*WRITTEN EXERCISE*
Type out the records that follow, exactly as given.

*GIVEN ENTRIES*
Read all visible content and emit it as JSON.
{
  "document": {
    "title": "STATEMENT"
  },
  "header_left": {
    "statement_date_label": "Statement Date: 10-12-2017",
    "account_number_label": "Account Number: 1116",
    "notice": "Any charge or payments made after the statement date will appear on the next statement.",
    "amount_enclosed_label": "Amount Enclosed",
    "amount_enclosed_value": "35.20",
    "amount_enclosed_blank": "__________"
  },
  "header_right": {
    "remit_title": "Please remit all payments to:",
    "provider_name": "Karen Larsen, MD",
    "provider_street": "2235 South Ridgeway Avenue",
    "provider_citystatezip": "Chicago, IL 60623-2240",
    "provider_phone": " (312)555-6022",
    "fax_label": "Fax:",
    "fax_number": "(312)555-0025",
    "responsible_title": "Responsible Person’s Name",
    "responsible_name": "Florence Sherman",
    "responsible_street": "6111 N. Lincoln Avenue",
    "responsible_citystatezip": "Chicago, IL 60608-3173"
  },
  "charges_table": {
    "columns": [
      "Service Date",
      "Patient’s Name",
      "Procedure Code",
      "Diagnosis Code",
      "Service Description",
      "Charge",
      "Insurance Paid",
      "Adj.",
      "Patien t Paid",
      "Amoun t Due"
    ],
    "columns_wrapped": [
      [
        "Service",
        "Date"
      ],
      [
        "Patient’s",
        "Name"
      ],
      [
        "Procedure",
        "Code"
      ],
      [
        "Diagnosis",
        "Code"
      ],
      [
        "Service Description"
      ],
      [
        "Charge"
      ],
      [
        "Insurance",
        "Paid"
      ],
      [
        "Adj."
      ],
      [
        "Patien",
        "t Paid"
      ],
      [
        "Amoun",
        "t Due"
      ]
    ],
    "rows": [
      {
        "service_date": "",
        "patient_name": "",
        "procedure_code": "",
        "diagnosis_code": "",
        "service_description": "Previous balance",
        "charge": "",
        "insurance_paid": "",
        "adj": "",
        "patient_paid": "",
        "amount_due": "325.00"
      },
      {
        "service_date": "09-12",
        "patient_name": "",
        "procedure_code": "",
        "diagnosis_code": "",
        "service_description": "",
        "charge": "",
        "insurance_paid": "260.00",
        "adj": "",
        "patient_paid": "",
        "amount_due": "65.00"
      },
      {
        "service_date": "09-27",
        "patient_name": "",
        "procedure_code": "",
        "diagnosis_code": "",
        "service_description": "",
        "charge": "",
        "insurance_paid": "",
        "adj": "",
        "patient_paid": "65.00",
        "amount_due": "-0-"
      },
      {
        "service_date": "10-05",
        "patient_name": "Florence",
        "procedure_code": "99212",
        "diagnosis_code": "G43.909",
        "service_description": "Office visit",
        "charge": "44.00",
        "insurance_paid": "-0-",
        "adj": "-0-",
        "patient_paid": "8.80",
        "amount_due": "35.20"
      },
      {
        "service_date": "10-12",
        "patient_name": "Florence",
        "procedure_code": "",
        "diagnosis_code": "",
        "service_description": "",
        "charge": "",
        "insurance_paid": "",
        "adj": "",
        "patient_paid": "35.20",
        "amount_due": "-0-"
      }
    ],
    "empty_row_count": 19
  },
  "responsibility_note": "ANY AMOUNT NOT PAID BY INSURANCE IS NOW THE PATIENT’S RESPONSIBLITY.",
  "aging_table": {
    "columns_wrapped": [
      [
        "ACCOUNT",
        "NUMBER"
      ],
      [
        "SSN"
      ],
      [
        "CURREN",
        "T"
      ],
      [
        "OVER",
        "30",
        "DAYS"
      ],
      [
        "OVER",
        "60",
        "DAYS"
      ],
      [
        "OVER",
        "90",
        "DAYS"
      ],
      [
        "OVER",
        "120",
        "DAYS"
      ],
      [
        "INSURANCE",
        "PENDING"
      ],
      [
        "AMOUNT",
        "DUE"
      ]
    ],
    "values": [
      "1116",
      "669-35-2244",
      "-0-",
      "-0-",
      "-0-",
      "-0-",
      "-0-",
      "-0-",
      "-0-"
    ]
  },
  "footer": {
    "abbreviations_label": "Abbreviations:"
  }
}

*EXERCISE RESULT*
Read all visible content and emit it as JSON.
{
  "document": {
    "title": "STATEMENT"
  },
  "header_left": {
    "statement_date_label": "Statement Date: 10-12-2017",
    "account_number_label": "Account Number: 1116",
    "notice": "Any charge or payments made after the statement date will appear on the next statement.",
    "amount_enclosed_label": "Amount Enclosed",
    "amount_enclosed_value": "35.20",
    "amount_enclosed_blank": "__________"
  },
  "header_right": {
    "remit_title": "Please remit all payments to:",
    "provider_name": "Karen Larsen, MD",
    "provider_street": "2235 South Ridgeway Avenue",
    "provider_citystatezip": "Chicago, IL 60623-2240",
    "provider_phone": " (312)555-6022",
    "fax_label": "Fax:",
    "fax_number": "(312)555-0025",
    "responsible_title": "Responsible Person’s Name",
    "responsible_name": "Florence Sherman",
    "responsible_street": "6111 N. Lincoln Avenue",
    "responsible_citystatezip": "Chicago, IL 60608-3173"
  },
  "charges_table": {
    "columns": [
      "Service Date",
      "Patient’s Name",
      "Procedure Code",
      "Diagnosis Code",
      "Service Description",
      "Charge",
      "Insurance Paid",
      "Adj.",
      "Patien t Paid",
      "Amoun t Due"
    ],
    "columns_wrapped": [
      [
        "Service",
        "Date"
      ],
      [
        "Patient’s",
        "Name"
      ],
      [
        "Procedure",
        "Code"
      ],
      [
        "Diagnosis",
        "Code"
      ],
      [
        "Service Description"
      ],
      [
        "Charge"
      ],
      [
        "Insurance",
        "Paid"
      ],
      [
        "Adj."
      ],
      [
        "Patien",
        "t Paid"
      ],
      [
        "Amoun",
        "t Due"
      ]
    ],
    "rows": [
      {
        "service_date": "",
        "patient_name": "",
        "procedure_code": "",
        "diagnosis_code": "",
        "service_description": "Previous balance",
        "charge": "",
        "insurance_paid": "",
        "adj": "",
        "patient_paid": "",
        "amount_due": "325.00"
      },
      {
        "service_date": "09-12",
        "patient_name": "",
        "procedure_code": "",
        "diagnosis_code": "",
        "service_description": "",
        "charge": "",
        "insurance_paid": "260.00",
        "adj": "",
        "patient_paid": "",
        "amount_due": "65.00"
      },
      {
        "service_date": "09-27",
        "patient_name": "",
        "procedure_code": "",
        "diagnosis_code": "",
        "service_description": "",
        "charge": "",
        "insurance_paid": "",
        "adj": "",
        "patient_paid": "65.00",
        "amount_due": "-0-"
      },
      {
        "service_date": "10-05",
        "patient_name": "Florence",
        "procedure_code": "99212",
        "diagnosis_code": "G43.909",
        "service_description": "Office visit",
        "charge": "44.00",
        "insurance_paid": "-0-",
        "adj": "-0-",
        "patient_paid": "8.80",
        "amount_due": "35.20"
      },
      {
        "service_date": "10-12",
        "patient_name": "Florence",
        "procedure_code": "",
        "diagnosis_code": "",
        "service_description": "",
        "charge": "",
        "insurance_paid": "",
        "adj": "",
        "patient_paid": "35.20",
        "amount_due": "-0-"
      }
    ],
    "empty_row_count": 19
  },
  "responsibility_note": "ANY AMOUNT NOT PAID BY INSURANCE IS NOW THE PATIENT’S RESPONSIBLITY.",
  "aging_table": {
    "columns_wrapped": [
      [
        "ACCOUNT",
        "NUMBER"
      ],
      [
        "SSN"
      ],
      [
        "CURREN",
        "T"
      ],
      [
        "OVER",
        "30",
        "DAYS"
      ],
      [
        "OVER",
        "60",
        "DAYS"
      ],
      [
        "OVER",
        "90",
        "DAYS"
      ],
      [
        "OVER",
        "120",
        "DAYS"
      ],
      [
        "INSURANCE",
        "PENDING"
      ],
      [
        "AMOUNT",
        "DUE"
      ]
    ],
    "values": [
      "1116",
      "669-35-2244",
      "-0-",
      "-0-",
      "-0-",
      "-0-",
      "-0-",
      "-0-",
      "-0-"
    ]
  },
  "footer": {
    "abbreviations_label": "Abbreviations:"
  }
}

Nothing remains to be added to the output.